Pick out the lines below with "background" and list them.

(Source records)
┌────────

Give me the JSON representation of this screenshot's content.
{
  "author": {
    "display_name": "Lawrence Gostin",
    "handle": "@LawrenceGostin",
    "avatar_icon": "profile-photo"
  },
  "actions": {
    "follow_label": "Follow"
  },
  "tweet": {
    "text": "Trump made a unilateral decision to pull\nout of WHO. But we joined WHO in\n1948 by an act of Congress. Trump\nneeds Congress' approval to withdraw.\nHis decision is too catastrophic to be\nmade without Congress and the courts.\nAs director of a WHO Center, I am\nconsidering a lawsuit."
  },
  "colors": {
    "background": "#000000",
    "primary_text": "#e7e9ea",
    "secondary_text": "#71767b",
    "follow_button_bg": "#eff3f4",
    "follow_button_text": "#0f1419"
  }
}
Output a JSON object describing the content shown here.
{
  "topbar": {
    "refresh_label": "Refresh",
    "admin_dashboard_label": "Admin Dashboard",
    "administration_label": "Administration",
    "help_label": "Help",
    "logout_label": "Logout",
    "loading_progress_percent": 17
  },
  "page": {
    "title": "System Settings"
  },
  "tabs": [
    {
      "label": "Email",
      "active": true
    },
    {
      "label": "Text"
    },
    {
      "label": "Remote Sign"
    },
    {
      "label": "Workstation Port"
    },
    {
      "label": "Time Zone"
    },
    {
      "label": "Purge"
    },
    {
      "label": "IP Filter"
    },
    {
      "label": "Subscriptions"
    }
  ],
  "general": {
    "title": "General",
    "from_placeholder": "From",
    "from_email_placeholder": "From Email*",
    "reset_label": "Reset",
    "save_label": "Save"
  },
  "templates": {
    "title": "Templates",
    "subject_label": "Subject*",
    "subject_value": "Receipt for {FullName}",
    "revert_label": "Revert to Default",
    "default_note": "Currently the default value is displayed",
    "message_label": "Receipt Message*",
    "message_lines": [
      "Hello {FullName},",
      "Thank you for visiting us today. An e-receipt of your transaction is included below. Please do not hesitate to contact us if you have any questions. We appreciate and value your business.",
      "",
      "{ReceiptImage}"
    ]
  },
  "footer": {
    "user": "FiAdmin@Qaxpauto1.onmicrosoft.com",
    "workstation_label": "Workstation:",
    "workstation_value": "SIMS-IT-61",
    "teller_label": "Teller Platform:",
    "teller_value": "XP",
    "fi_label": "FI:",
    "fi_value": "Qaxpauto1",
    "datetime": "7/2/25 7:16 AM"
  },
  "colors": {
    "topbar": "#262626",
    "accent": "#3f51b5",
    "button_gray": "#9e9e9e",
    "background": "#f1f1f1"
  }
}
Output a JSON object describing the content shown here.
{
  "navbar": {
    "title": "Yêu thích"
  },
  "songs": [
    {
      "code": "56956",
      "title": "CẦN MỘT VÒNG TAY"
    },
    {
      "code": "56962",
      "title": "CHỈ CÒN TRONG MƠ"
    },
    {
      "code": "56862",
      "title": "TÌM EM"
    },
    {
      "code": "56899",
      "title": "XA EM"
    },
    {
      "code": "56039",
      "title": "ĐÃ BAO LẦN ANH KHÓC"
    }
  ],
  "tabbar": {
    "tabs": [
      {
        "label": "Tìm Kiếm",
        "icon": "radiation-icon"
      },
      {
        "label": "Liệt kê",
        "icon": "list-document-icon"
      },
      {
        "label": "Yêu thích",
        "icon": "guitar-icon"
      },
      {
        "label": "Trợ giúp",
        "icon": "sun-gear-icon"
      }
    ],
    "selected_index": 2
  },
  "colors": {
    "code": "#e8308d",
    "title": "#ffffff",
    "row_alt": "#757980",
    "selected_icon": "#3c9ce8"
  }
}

└────────

## Reply
    "background": "#000000",
    "background": "#f1f1f1"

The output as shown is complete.